Given passage →

## begin

Re: Embedding Calcite, adjusting convertlets

2016-11-23 Thread Julian Hyde
I don’t know how it’s used outside Calcite. Maybe some others can chime in.

Thanks for the PR. I logged https://issues.apache.org/jira/browse/CALCITE-1509 
 for it, and will commit 
shortly.

Julian

> On Nov 23, 2016, at 12:32 PM, Gian Merlino  wrote:
> 
> Do you know examples of projects that use Planner or PlannerImpl currently
> (from "outside")? As far as I can tell, within Calcite itself it's only
> used in test code. Maybe that'd be a better entry point.
> 
> In the meantime I raised a PR here for allowing a convertlet table override
> in a CalcitePrepareImpl: https://github.com/apache/calcite/pull/330. That
> was enough to get the JDBC driver on my end to behave how I want it to.
> 
> Gian
> 
> On Thu, Nov 17, 2016 at 5:23 PM, Julian Hyde  wrote:
> 
>> I was wrong earlier… FrameworkConfig already has a getConvertletTable
>> method. But regarding using FrameworkConfig from within the JDBC driver,
>> It’s complicated. FrameworkConfig only works if you are “outside” Calcite,
>> whereas CalcitePrepare is when you are customizing from the inside, and
>> sadly CalcitePrepare does not use a FrameworkConfig.
>> 
>> Compare and contrast:
>> * CalcitePrepareImpl.getSqlToRelConverter [ https://github.com/apache/
>> calcite/blob/3f92157d5742dd10f3b828d22d7a753e0a2899cc/core/src/main/java/
>> org/apache/calcite/prepare/CalcitePrepareImpl.java#L1114 <
>> https://github.com/apache/calcite/blob/3f92157d5742dd10f3b828d22d7a75
>> 3e0a2899cc/core/src/main/java/org/apache/calcite/prepare/
>> CalcitePrepareImpl.java#L1114> ]
>> * PlannerImpl.rel [ https://github.com/apache/calcite/blob/
>> 105bba1f83cd9631e8e1211d262e4886a4a863b7/core/src/main/java/
>> org/apache/calcite/prepare/PlannerImpl.java#L225 <
>> https://github.com/apache/calcite/blob/105bba1f83cd9631e8e1211d262e48
>> 86a4a863b7/core/src/main/java/org/apache/calcite/prepare/
>> PlannerImpl.java#L225> ]
>> 
>> The latter uses a convertletTable sourced from a FrameworkConfig.

## end

Raw records →
## begin

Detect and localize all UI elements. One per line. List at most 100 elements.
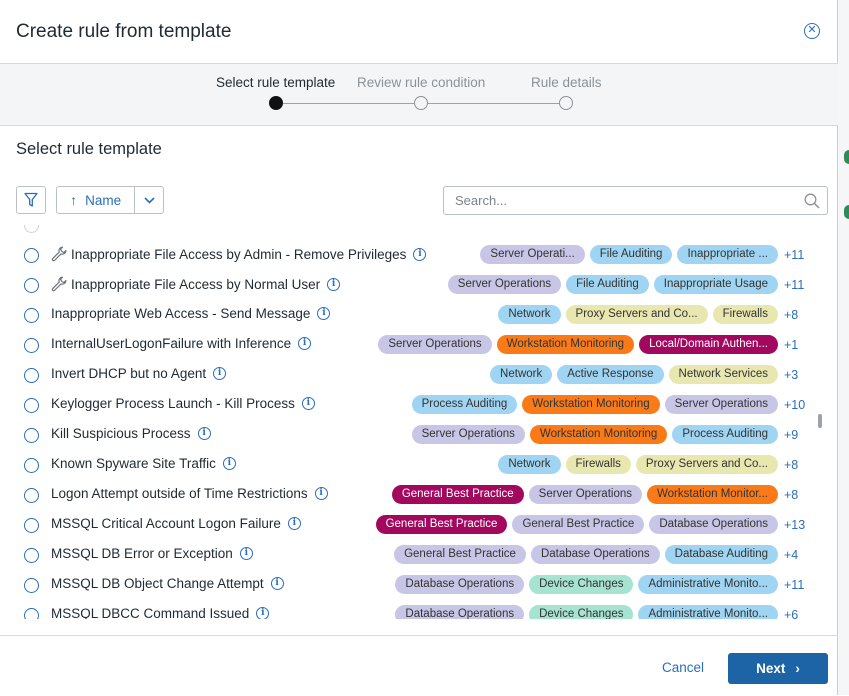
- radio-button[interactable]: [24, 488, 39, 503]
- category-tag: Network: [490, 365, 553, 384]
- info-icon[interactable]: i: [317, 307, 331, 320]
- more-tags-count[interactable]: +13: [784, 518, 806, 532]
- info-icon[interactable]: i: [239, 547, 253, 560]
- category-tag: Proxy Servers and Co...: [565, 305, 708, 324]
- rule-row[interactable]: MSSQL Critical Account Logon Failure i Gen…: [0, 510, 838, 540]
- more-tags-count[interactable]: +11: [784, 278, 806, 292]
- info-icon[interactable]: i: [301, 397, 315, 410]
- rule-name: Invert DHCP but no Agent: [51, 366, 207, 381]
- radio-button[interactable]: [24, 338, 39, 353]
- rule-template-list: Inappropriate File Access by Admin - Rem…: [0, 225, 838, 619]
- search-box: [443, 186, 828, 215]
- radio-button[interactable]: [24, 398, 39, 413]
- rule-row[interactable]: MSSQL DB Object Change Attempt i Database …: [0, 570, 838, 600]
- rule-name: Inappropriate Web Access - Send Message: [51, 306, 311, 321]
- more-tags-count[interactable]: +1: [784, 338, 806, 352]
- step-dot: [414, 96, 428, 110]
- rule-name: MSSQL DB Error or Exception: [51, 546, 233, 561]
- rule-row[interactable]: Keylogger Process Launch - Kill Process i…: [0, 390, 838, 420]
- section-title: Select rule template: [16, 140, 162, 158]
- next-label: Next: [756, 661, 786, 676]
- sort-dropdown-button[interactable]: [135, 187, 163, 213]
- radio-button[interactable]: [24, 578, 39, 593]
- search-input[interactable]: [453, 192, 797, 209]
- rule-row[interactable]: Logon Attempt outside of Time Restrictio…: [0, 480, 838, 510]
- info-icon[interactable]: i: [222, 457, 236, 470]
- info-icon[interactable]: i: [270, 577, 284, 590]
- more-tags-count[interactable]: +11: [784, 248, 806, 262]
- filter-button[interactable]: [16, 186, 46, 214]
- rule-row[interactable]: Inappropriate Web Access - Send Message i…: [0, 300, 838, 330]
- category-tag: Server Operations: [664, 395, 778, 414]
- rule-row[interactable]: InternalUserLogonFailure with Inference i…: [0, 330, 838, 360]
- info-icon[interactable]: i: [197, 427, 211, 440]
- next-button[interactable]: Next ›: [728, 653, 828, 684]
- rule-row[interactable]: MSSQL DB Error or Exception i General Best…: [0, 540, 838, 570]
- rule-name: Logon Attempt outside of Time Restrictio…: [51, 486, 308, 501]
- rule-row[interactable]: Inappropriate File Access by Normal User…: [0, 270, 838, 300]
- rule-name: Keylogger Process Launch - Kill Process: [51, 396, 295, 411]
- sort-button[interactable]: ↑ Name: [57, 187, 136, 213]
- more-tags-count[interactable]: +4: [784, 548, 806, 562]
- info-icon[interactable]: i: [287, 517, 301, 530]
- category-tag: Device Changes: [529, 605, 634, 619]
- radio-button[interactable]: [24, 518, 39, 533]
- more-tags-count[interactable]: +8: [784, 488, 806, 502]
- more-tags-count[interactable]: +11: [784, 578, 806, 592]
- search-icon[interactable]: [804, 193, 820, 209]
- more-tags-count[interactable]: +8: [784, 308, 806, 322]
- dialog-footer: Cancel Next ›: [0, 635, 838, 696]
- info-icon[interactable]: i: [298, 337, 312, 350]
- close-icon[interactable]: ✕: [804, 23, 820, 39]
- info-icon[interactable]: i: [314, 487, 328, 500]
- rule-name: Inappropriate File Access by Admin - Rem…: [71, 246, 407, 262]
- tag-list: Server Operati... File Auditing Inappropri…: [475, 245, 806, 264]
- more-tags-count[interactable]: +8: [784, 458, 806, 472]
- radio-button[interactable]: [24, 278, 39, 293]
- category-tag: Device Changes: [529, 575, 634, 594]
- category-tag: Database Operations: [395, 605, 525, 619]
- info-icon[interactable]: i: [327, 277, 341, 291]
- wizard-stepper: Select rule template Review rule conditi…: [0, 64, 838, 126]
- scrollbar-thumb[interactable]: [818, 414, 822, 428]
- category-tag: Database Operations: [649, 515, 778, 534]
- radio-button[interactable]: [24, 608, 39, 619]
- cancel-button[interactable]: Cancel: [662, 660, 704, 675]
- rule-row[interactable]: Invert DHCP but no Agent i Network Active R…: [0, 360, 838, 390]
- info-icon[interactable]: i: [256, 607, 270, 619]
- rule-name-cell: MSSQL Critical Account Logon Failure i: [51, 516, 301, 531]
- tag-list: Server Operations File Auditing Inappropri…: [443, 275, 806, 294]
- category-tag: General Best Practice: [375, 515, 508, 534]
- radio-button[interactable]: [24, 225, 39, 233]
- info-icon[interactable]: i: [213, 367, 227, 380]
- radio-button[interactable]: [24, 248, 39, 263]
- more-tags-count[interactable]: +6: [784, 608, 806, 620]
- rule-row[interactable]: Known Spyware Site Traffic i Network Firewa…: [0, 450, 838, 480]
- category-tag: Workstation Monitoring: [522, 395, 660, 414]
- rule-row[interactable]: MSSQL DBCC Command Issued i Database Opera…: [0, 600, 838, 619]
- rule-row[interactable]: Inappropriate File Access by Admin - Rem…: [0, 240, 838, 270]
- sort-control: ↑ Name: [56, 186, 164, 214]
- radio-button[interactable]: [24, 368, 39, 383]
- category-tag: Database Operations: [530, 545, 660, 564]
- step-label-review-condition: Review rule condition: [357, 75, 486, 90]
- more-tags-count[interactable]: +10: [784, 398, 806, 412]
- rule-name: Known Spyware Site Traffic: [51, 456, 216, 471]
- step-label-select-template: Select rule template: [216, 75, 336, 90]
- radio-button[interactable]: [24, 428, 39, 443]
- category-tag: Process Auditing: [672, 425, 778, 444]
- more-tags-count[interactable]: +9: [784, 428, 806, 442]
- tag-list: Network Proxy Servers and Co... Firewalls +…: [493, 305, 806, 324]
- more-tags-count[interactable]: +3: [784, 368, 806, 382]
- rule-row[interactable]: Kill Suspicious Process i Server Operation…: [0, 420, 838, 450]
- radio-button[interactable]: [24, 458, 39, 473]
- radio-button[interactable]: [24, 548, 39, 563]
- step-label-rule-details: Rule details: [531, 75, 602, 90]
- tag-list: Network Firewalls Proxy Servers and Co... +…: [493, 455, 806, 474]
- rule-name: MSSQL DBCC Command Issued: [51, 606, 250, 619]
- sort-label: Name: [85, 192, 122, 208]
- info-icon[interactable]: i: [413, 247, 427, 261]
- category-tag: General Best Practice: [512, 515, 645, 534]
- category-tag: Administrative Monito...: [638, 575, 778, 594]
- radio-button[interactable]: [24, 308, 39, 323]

## end
## begin

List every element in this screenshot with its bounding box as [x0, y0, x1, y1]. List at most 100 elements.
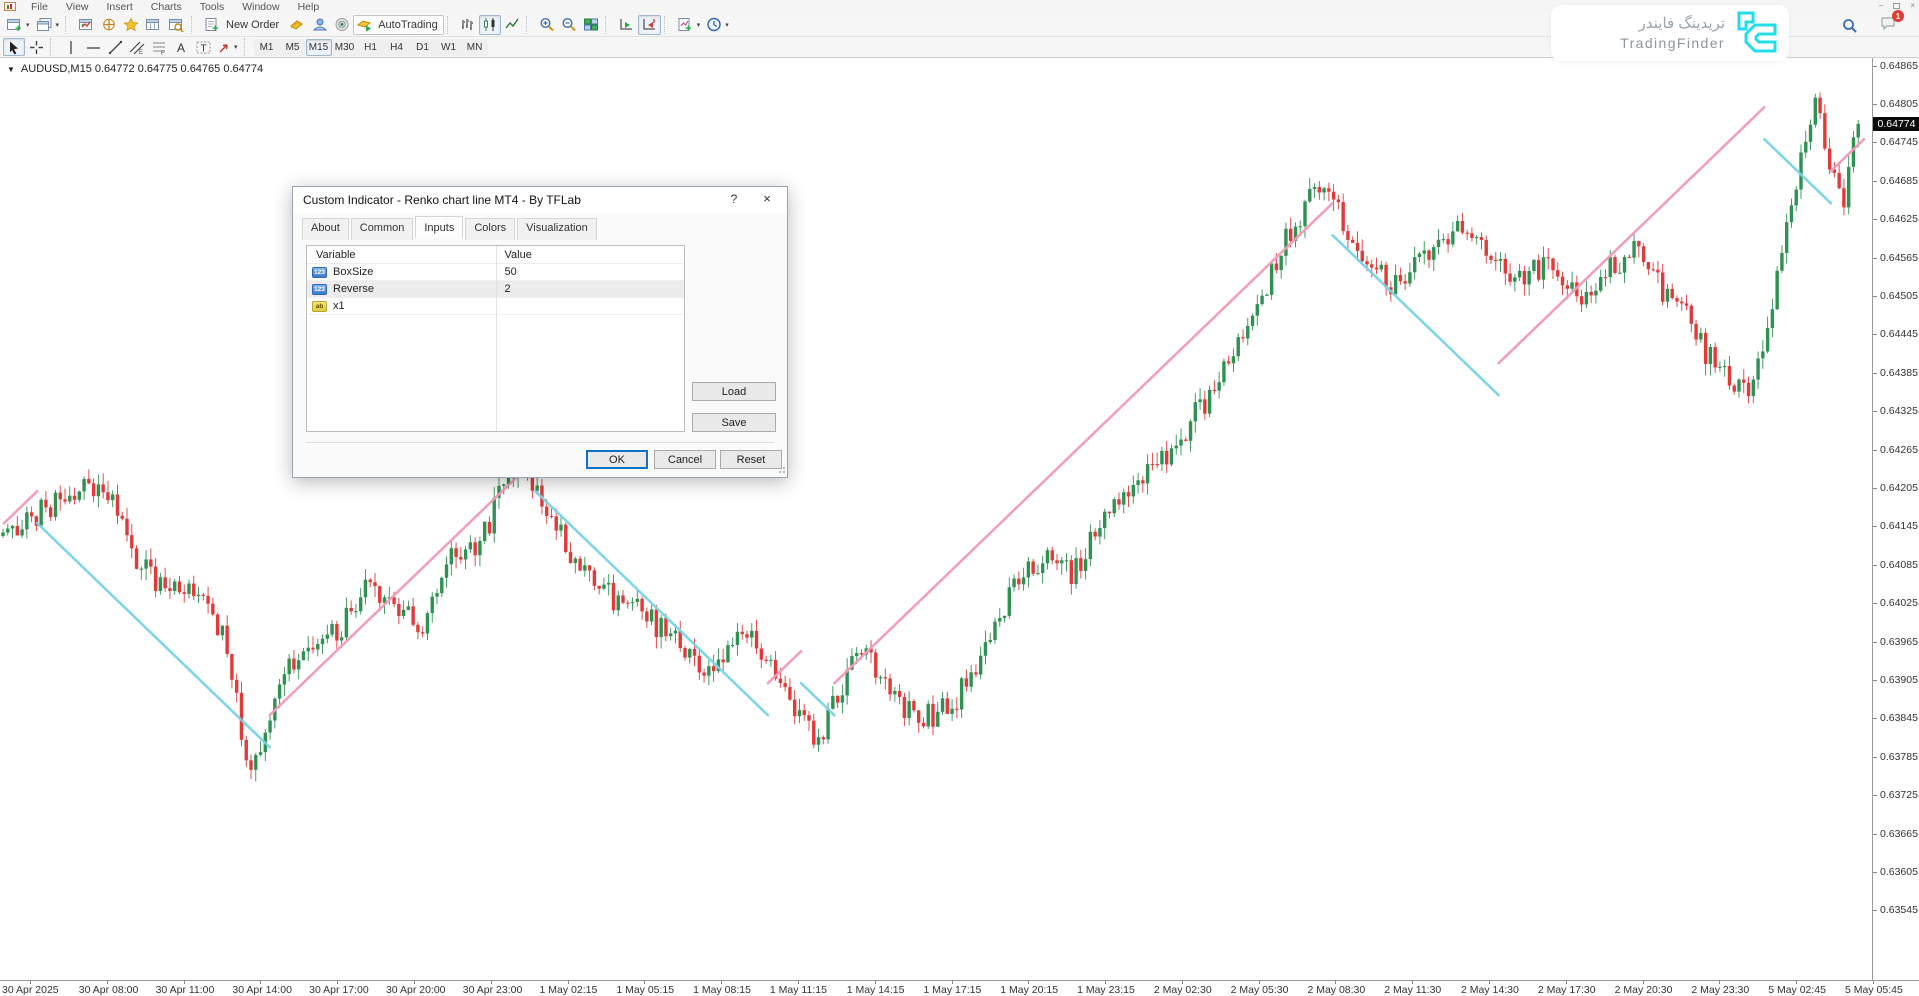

## end

What is being asked →
In the thread on embedding Calcite, what did Gian Merlino's pull request allow?

Answer for the task →
It allowed a convertlet table override in a CalcitePrepareImpl.